ЗАДАНИЕ =>
Назовите всех людей, кроме самого Дарвина, которые упоминаются во фрагменте о взглядах Дарвина на мораль.

ФРАГМЕНТ =>
+++
Выбрать главу

Представления Дарвина о морали и в то время не отличались оригинальностью. Уже шотландский философ морали Адам Смит говорил о нравственности, а Дарвин очень уважал Смита. По мнению Дарвина, прославленный экономист и научный основоположник капитализма был большим другом человечества. Вот что писал Смит еще в 1757 году: «Каким бы себялюбивым ни хотелось нам видеть человека, в его природе все же — и это очевидно — присутствуют основополагающие наклонности, делающие необходимым его участие в судьбах других людей, в принесении им счастья, невзирая на отсутствие всякой выгоды, если не считать удовольствия быть свидетелем этого счастья» (49).

Вполне допустимо полагать, что Дарвин весьма скептически отнесся бы к тем эволюционным психологам, которые сегодня ссылаются на него по поводу и без повода. Дарвин и сам хотел разгадать эволюцию души, эволюцию психической жизни. Нет, однако, никаких признаков того, что он хотел свести ее к математическим формулам, как Гамильтон, или к мистификации наследственности, как Трайверс и Доукинс. Подход Дарвина ни в коем случае нельзя назвать насквозь материалистическим. Он разглядел в душе и духе явления, совершающиеся по собственным законам и правилам, не починяющимся диктату низших, биологических уровней, ибо совершенно очевидно, что у людей действуют механизмы, которые не могут быть объяснены законами природы. Эти механизмы, как полагал Дарвин, с одной стороны, имеют отношение к впечатлительности, к чувствам, а с другой стороны, к культуре: «Насколько значима была и есть борьба за существование, настолько же властно привлекает наше внимание и высшая часть человеческой природы, иные силы, силы еще более значимые; ибо нравственные качества — прямо или косвенно — формируются под влиянием обычая, рассуждения, образования, религии и т. д. в большей степени, нежели под влиянием естественного полового отбора» (50).

К важнейшим из этих «нравственных качеств» принадлежит любовь. Дарвин на самом деле писал о любви, а не о «сексе», несмотря на то, что это слово по недоразумению упоминается в предметном указателе книги всего один раз. Согласно Дарвину, любовь есть нравственное качество, вызревавшее уже у высших животных и достигшее наивысшего проявления у человека. В то время как простые живые существа ищут половых партнеров, не испытывая никаких чувств, в эволюции человека любовь играет очень важную роль: «Эти инстинкты имеют чрезвычайно сложную природу и у низших животных пробуждают наклонность к известным определенным действиям; для нас, однако, более важными элементами являются любовь и возникающее из нее возбуждение симпатии» (51).
+++
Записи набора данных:
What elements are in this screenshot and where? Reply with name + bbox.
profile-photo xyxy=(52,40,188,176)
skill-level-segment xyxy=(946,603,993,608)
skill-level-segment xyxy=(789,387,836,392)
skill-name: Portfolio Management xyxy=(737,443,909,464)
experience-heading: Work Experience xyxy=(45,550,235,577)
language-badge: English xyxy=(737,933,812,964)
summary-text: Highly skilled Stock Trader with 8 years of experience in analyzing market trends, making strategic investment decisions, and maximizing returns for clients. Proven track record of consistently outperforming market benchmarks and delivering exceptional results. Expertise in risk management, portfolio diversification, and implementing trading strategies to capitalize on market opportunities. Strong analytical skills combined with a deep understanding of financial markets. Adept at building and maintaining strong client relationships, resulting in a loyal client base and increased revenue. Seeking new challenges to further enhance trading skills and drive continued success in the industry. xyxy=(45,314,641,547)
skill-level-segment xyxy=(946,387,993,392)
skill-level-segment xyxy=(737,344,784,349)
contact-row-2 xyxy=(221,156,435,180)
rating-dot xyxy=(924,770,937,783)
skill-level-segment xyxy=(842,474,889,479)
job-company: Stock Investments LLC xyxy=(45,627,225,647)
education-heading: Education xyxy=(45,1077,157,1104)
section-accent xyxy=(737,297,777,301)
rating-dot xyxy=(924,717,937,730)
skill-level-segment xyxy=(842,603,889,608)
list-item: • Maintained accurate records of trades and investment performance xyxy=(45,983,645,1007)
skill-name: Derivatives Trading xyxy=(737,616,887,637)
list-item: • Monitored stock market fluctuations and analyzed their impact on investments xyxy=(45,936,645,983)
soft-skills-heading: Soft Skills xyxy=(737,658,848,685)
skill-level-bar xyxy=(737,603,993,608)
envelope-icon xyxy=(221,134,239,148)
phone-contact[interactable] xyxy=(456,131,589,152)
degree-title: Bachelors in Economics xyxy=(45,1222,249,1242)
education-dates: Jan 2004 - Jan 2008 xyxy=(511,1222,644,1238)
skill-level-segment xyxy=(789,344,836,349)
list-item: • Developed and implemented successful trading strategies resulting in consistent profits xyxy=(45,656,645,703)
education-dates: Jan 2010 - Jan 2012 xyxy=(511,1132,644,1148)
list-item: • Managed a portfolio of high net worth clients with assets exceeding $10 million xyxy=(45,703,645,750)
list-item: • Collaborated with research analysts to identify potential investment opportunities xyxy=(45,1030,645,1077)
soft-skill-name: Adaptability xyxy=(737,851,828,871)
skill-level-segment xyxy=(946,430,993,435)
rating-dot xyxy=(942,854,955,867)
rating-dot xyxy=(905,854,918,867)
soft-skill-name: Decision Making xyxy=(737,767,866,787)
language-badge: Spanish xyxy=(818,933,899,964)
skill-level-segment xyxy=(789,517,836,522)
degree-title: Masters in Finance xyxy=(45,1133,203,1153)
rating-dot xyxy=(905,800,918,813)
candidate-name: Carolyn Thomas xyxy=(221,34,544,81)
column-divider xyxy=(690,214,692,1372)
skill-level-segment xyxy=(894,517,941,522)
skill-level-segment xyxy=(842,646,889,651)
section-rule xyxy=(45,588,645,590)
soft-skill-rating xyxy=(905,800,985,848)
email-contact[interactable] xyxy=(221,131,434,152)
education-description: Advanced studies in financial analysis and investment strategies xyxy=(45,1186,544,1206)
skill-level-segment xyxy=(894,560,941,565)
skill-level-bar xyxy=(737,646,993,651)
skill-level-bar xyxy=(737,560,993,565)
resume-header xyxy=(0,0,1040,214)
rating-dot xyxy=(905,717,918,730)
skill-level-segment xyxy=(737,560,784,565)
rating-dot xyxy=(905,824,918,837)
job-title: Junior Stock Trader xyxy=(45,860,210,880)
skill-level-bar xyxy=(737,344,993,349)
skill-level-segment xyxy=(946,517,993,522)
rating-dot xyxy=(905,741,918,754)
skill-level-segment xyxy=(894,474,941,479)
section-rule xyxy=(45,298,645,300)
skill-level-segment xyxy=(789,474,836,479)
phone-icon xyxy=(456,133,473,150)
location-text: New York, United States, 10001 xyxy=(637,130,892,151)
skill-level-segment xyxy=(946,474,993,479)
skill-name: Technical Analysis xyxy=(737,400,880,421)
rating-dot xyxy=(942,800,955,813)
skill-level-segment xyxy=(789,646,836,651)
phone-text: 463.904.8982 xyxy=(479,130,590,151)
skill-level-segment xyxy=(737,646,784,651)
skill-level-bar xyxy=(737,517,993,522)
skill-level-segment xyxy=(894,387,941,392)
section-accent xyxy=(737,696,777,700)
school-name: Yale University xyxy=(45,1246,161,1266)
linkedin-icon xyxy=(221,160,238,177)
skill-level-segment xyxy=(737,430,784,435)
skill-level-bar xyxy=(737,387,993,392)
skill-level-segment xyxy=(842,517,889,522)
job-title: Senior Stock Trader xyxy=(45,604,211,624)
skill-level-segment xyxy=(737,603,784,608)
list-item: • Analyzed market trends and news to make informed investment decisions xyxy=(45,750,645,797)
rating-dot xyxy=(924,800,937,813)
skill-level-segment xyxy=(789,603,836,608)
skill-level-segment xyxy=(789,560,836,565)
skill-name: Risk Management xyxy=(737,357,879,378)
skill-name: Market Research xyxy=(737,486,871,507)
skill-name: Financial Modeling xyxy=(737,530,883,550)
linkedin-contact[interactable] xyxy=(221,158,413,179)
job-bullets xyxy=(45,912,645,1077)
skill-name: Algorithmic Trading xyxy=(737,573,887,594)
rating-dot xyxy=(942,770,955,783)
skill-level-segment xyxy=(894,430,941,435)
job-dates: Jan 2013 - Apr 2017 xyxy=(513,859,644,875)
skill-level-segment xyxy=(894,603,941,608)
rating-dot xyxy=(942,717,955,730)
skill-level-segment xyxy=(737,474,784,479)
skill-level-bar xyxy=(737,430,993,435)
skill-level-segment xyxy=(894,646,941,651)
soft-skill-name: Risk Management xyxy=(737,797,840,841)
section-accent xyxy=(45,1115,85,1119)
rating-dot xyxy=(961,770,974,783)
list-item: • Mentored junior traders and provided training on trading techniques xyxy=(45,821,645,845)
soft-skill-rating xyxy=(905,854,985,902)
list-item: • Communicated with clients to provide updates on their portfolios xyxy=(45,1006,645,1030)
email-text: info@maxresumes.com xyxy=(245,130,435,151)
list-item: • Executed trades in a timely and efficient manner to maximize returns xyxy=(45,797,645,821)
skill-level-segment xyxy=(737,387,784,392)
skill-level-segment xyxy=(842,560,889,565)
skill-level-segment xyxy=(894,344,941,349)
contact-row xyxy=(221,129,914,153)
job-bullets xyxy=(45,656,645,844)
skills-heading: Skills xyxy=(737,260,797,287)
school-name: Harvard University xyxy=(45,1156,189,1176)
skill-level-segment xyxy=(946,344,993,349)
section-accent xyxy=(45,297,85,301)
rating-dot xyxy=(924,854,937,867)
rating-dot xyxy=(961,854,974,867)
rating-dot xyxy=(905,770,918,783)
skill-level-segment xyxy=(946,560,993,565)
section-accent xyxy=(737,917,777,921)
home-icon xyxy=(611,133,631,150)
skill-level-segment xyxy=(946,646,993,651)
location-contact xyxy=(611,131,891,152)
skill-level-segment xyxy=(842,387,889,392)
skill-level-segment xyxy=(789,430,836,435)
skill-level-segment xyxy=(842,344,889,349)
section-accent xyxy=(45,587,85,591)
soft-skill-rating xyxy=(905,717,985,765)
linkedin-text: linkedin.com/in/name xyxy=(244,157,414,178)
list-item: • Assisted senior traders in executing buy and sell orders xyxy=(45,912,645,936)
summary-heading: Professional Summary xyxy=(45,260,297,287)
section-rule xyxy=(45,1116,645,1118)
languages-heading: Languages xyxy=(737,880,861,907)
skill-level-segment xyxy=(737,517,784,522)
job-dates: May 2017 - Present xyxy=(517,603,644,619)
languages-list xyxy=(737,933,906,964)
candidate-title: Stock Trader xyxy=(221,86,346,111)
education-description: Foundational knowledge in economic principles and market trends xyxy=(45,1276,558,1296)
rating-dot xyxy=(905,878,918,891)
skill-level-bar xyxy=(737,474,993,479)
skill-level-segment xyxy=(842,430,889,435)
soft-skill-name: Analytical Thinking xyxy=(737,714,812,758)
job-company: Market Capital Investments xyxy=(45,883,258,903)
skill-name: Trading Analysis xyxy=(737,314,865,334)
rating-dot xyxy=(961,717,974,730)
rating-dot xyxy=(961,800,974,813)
+++
ОТВЕТ =>
Адам Смит, Гамильтон, Трайверс, Доукинс.